▶ _Short task_: Send back all the data below, exactly as given.

# Start of Records for processing

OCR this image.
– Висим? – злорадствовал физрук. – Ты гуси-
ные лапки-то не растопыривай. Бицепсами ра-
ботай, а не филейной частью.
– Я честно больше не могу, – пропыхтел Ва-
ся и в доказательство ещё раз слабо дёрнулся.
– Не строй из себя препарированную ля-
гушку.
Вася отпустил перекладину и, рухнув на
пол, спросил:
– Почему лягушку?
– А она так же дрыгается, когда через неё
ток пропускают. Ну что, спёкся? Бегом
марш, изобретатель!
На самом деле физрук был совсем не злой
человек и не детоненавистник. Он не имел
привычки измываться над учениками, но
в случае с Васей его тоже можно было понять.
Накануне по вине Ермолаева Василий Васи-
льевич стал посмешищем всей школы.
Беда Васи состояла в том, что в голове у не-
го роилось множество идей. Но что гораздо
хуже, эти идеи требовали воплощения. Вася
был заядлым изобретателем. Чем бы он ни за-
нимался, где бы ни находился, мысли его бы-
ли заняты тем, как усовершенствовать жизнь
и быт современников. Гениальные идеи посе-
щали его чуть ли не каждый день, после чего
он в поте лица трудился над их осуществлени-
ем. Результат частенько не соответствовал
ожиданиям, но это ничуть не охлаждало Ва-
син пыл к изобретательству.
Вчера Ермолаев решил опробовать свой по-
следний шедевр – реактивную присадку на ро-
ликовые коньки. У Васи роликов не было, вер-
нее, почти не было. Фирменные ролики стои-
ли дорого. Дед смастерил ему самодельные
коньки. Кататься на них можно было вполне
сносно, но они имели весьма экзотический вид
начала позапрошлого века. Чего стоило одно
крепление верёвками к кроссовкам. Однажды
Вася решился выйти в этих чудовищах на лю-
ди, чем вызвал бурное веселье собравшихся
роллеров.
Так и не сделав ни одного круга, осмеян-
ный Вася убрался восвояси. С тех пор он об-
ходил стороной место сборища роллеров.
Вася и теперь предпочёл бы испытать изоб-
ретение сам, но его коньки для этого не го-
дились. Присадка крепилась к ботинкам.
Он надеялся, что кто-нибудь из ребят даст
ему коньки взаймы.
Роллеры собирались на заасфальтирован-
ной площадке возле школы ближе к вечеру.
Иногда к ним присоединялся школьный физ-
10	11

# End of Records for processing

▶ _Finished answer_:
OCR this image.
– Висим? – злорадствовал физрук. – Ты гуси-
ные лапки-то не растопыривай. Бицепсами ра-
ботай, а не филейной частью.
– Я честно больше не могу, – пропыхтел Ва-
ся и в доказательство ещё раз слабо дёрнулся.
– Не строй из себя препарированную ля-
гушку.
Вася отпустил перекладину и, рухнув на
пол, спросил:
– Почему лягушку?
– А она так же дрыгается, когда через неё
ток пропускают. Ну что, спёкся? Бегом
марш, изобретатель!
На самом деле физрук был совсем не злой
человек и не детоненавистник. Он не имел
привычки измываться над учениками, но
в случае с Васей его тоже можно было понять.
Накануне по вине Ермолаева Василий Васи-
льевич стал посмешищем всей школы.
Беда Васи состояла в том, что в голове у не-
го роилось множество идей. Но что гораздо
хуже, эти идеи требовали воплощения. Вася
был заядлым изобретателем. Чем бы он ни за-
нимался, где бы ни находился, мысли его бы-
ли заняты тем, как усовершенствовать жизнь
и быт современников. Гениальные идеи посе-
щали его чуть ли не каждый день, после чего
он в поте лица трудился над их осуществлени-
ем. Результат частенько не соответствовал
ожиданиям, но это ничуть не охлаждало Ва-
син пыл к изобретательству.
Вчера Ермолаев решил опробовать свой по-
следний шедевр – реактивную присадку на ро-
ликовые коньки. У Васи роликов не было, вер-
нее, почти не было. Фирменные ролики стои-
ли дорого. Дед смастерил ему самодельные
коньки. Кататься на них можно было вполне
сносно, но они имели весьма экзотический вид
начала позапрошлого века. Чего стоило одно
крепление верёвками к кроссовкам. Однажды
Вася решился выйти в этих чудовищах на лю-
ди, чем вызвал бурное веселье собравшихся
роллеров.
Так и не сделав ни одного круга, осмеян-
ный Вася убрался восвояси. С тех пор он об-
ходил стороной место сборища роллеров.
Вася и теперь предпочёл бы испытать изоб-
ретение сам, но его коньки для этого не го-
дились. Присадка крепилась к ботинкам.
Он надеялся, что кто-нибудь из ребят даст
ему коньки взаймы.
Роллеры собирались на заасфальтирован-
ной площадке возле школы ближе к вечеру.
Иногда к ним присоединялся школьный физ-
10	11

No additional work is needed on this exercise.